Aim: Transcribe the listing below word for word.
* BEGIN Raw data *
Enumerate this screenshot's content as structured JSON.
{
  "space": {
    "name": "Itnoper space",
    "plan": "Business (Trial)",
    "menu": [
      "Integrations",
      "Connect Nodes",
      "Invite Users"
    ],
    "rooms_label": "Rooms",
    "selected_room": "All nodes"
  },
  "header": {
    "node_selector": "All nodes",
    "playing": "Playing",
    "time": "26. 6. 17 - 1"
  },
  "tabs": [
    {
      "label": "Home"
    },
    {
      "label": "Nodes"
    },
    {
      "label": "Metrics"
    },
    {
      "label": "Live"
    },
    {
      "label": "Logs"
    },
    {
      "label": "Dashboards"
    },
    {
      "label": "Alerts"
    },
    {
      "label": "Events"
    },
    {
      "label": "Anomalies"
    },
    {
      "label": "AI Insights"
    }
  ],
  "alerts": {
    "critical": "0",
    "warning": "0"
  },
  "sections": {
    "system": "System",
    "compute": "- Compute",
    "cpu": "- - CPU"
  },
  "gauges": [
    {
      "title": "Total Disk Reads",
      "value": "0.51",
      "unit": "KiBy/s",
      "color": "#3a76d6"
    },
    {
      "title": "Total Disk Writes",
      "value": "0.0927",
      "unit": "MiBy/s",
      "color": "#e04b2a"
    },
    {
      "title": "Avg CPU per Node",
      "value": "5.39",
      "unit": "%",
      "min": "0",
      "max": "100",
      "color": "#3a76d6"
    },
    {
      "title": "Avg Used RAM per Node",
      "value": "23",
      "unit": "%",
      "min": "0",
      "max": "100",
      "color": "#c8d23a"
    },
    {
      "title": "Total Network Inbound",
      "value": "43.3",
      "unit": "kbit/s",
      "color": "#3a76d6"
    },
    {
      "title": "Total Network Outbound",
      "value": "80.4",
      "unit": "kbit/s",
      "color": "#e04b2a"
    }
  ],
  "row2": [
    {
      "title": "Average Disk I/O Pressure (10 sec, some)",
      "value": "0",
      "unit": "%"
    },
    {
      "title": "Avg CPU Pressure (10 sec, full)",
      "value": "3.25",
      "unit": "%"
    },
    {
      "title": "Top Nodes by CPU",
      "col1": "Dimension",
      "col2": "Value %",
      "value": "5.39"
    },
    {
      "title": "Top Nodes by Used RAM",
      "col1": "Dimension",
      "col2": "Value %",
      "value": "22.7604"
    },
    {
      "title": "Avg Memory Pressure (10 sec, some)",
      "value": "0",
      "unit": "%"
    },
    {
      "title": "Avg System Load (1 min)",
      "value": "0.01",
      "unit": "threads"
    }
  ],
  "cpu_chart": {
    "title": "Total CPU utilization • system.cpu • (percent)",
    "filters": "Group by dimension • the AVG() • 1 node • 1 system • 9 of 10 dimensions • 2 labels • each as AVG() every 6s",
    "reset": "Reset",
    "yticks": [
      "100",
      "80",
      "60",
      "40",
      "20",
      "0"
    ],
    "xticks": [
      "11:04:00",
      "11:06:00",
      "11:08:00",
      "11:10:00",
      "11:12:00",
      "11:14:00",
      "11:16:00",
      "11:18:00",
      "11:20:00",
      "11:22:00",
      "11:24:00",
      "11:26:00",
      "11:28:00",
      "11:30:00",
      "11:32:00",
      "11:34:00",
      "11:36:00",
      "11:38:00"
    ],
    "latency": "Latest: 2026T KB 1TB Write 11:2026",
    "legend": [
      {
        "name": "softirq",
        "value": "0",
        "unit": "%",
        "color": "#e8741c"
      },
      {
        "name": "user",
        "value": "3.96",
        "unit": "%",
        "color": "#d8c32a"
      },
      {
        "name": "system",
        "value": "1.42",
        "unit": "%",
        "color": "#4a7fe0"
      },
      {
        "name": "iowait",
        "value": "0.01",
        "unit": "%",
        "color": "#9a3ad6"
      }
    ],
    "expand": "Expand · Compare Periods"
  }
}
* END Raw data *
Final result:
Enumerate this screenshot's content as structured JSON.
{
  "space": {
    "name": "Itnoper space",
    "plan": "Business (Trial)",
    "menu": [
      "Integrations",
      "Connect Nodes",
      "Invite Users"
    ],
    "rooms_label": "Rooms",
    "selected_room": "All nodes"
  },
  "header": {
    "node_selector": "All nodes",
    "playing": "Playing",
    "time": "26. 6. 17 - 1"
  },
  "tabs": [
    {
      "label": "Home"
    },
    {
      "label": "Nodes"
    },
    {
      "label": "Metrics"
    },
    {
      "label": "Live"
    },
    {
      "label": "Logs"
    },
    {
      "label": "Dashboards"
    },
    {
      "label": "Alerts"
    },
    {
      "label": "Events"
    },
    {
      "label": "Anomalies"
    },
    {
      "label": "AI Insights"
    }
  ],
  "alerts": {
    "critical": "0",
    "warning": "0"
  },
  "sections": {
    "system": "System",
    "compute": "- Compute",
    "cpu": "- - CPU"
  },
  "gauges": [
    {
      "title": "Total Disk Reads",
      "value": "0.51",
      "unit": "KiBy/s",
      "color": "#3a76d6"
    },
    {
      "title": "Total Disk Writes",
      "value": "0.0927",
      "unit": "MiBy/s",
      "color": "#e04b2a"
    },
    {
      "title": "Avg CPU per Node",
      "value": "5.39",
      "unit": "%",
      "min": "0",
      "max": "100",
      "color": "#3a76d6"
    },
    {
      "title": "Avg Used RAM per Node",
      "value": "23",
      "unit": "%",
      "min": "0",
      "max": "100",
      "color": "#c8d23a"
    },
    {
      "title": "Total Network Inbound",
      "value": "43.3",
      "unit": "kbit/s",
      "color": "#3a76d6"
    },
    {
      "title": "Total Network Outbound",
      "value": "80.4",
      "unit": "kbit/s",
      "color": "#e04b2a"
    }
  ],
  "row2": [
    {
      "title": "Average Disk I/O Pressure (10 sec, some)",
      "value": "0",
      "unit": "%"
    },
    {
      "title": "Avg CPU Pressure (10 sec, full)",
      "value": "3.25",
      "unit": "%"
    },
    {
      "title": "Top Nodes by CPU",
      "col1": "Dimension",
      "col2": "Value %",
      "value": "5.39"
    },
    {
      "title": "Top Nodes by Used RAM",
      "col1": "Dimension",
      "col2": "Value %",
      "value": "22.7604"
    },
    {
      "title": "Avg Memory Pressure (10 sec, some)",
      "value": "0",
      "unit": "%"
    },
    {
      "title": "Avg System Load (1 min)",
      "value": "0.01",
      "unit": "threads"
    }
  ],
  "cpu_chart": {
    "title": "Total CPU utilization • system.cpu • (percent)",
    "filters": "Group by dimension • the AVG() • 1 node • 1 system • 9 of 10 dimensions • 2 labels • each as AVG() every 6s",
    "reset": "Reset",
    "yticks": [
      "100",
      "80",
      "60",
      "40",
      "20",
      "0"
    ],
    "xticks": [
      "11:04:00",
      "11:06:00",
      "11:08:00",
      "11:10:00",
      "11:12:00",
      "11:14:00",
      "11:16:00",
      "11:18:00",
      "11:20:00",
      "11:22:00",
      "11:24:00",
      "11:26:00",
      "11:28:00",
      "11:30:00",
      "11:32:00",
      "11:34:00",
      "11:36:00",
      "11:38:00"
    ],
    "latency": "Latest: 2026T KB 1TB Write 11:2026",
    "legend": [
      {
        "name": "softirq",
        "value": "0",
        "unit": "%",
        "color": "#e8741c"
      },
      {
        "name": "user",
        "value": "3.96",
        "unit": "%",
        "color": "#d8c32a"
      },
      {
        "name": "system",
        "value": "1.42",
        "unit": "%",
        "color": "#4a7fe0"
      },
      {
        "name": "iowait",
        "value": "0.01",
        "unit": "%",
        "color": "#9a3ad6"
      }
    ],
    "expand": "Expand · Compare Periods"
  }
}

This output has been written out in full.